**GIVEN INSTRUCTION**
Type out the complete listing below word for word, without its pictures.

**RECORDS TO USE**
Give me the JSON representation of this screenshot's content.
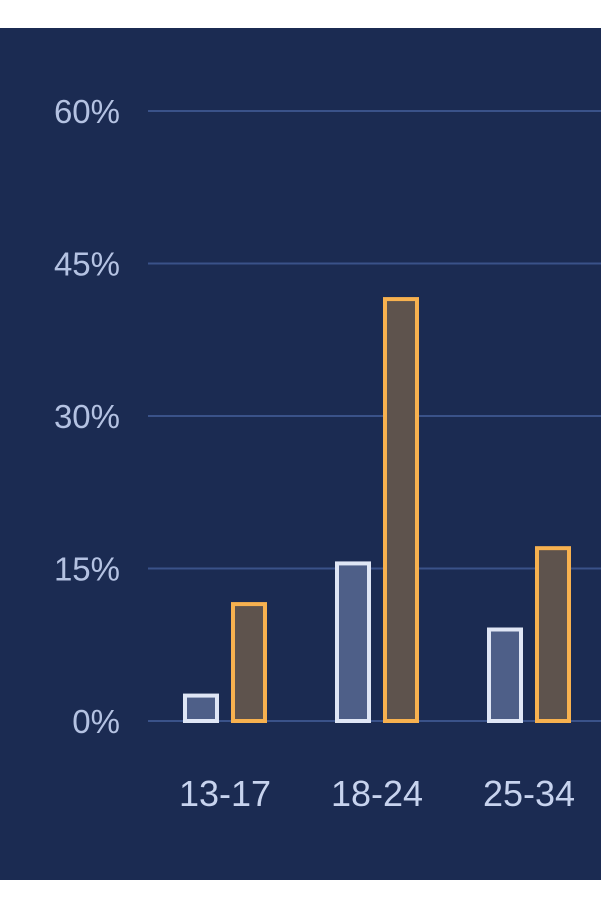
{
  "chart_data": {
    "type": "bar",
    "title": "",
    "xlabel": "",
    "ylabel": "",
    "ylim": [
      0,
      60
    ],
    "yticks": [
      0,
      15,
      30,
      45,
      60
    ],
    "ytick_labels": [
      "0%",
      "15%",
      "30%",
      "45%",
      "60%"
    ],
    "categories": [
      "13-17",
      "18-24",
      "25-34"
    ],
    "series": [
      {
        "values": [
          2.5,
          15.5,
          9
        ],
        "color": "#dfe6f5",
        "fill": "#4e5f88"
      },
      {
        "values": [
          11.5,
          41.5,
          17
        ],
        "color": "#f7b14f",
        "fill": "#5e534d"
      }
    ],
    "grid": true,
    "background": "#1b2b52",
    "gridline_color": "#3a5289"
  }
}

**RESULT**
Give me the JSON representation of this screenshot's content.
{
  "chart_data": {
    "type": "bar",
    "title": "",
    "xlabel": "",
    "ylabel": "",
    "ylim": [
      0,
      60
    ],
    "yticks": [
      0,
      15,
      30,
      45,
      60
    ],
    "ytick_labels": [
      "0%",
      "15%",
      "30%",
      "45%",
      "60%"
    ],
    "categories": [
      "13-17",
      "18-24",
      "25-34"
    ],
    "series": [
      {
        "values": [
          2.5,
          15.5,
          9
        ],
        "color": "#dfe6f5",
        "fill": "#4e5f88"
      },
      {
        "values": [
          11.5,
          41.5,
          17
        ],
        "color": "#f7b14f",
        "fill": "#5e534d"
      }
    ],
    "grid": true,
    "background": "#1b2b52",
    "gridline_color": "#3a5289"
  }
}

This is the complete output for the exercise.